## START
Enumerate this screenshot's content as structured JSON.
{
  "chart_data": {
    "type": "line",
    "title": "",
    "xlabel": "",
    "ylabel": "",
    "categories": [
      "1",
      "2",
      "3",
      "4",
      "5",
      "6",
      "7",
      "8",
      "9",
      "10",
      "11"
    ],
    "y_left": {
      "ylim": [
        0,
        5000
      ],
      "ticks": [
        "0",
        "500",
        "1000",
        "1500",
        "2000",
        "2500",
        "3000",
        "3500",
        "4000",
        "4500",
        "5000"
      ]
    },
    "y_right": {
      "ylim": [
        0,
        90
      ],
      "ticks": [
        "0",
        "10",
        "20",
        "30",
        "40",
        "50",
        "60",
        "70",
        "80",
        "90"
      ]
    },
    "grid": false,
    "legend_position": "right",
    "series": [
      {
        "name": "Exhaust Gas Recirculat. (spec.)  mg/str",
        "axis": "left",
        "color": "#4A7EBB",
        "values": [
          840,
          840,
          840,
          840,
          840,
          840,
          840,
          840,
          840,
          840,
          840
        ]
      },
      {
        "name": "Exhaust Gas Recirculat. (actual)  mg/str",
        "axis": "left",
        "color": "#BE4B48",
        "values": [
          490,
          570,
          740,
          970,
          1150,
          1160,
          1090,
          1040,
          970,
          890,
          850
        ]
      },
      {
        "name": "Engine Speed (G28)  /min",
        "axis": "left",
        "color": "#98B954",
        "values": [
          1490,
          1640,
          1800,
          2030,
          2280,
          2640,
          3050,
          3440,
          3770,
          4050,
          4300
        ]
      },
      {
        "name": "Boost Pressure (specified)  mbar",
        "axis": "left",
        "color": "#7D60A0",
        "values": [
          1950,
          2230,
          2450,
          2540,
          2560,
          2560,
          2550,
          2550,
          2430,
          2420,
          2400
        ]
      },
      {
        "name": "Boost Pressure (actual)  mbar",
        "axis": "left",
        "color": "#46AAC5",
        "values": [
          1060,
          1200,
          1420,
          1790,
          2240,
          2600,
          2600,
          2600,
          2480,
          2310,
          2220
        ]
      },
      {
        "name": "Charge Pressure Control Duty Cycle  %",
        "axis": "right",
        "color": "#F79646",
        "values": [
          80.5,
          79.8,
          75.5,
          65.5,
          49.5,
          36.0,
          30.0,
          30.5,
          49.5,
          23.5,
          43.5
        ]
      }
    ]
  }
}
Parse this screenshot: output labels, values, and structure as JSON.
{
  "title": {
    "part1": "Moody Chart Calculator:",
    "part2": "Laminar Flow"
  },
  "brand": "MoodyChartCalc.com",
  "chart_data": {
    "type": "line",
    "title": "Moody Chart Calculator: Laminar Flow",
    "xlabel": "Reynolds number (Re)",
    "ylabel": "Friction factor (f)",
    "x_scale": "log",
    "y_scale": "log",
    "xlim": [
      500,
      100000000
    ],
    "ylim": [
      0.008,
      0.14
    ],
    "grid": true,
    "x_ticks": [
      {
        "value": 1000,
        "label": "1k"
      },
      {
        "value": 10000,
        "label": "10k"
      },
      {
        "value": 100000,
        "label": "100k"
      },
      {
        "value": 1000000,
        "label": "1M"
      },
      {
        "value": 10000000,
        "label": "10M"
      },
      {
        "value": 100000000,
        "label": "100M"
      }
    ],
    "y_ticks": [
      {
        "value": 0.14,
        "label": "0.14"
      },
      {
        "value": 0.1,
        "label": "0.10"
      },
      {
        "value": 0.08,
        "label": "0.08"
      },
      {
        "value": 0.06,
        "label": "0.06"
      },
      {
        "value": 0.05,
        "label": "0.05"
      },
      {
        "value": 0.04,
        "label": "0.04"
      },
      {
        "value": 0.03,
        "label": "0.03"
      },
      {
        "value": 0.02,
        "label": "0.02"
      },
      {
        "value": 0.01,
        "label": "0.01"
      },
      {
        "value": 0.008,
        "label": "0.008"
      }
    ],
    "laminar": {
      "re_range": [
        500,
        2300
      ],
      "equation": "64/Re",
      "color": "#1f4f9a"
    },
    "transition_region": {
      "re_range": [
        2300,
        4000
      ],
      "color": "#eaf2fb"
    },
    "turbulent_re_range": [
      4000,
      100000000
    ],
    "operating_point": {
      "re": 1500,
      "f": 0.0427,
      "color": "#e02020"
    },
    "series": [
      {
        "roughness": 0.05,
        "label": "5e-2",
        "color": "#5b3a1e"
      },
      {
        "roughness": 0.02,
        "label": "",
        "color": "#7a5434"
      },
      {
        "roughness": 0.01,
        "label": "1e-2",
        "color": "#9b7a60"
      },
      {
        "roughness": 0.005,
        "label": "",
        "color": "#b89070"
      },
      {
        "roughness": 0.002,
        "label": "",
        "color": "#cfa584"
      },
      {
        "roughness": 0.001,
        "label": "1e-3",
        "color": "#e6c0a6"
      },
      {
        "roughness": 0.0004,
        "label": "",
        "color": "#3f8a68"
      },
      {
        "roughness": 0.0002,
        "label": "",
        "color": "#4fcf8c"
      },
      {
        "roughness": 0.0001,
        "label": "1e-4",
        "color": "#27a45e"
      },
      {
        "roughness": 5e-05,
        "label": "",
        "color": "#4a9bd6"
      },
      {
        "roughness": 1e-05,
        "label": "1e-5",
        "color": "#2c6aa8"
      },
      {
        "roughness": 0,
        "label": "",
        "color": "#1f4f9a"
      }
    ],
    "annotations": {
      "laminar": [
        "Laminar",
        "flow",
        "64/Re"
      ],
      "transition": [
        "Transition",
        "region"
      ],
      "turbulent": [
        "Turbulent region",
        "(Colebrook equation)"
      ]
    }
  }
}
## END
*Required task*.
Using the listing above, show every line that includes the string "screenshot".

*Exercise response*.
Enumerate this screenshot's content as structured JSON.
Parse this screenshot: output labels, values, and structure as JSON.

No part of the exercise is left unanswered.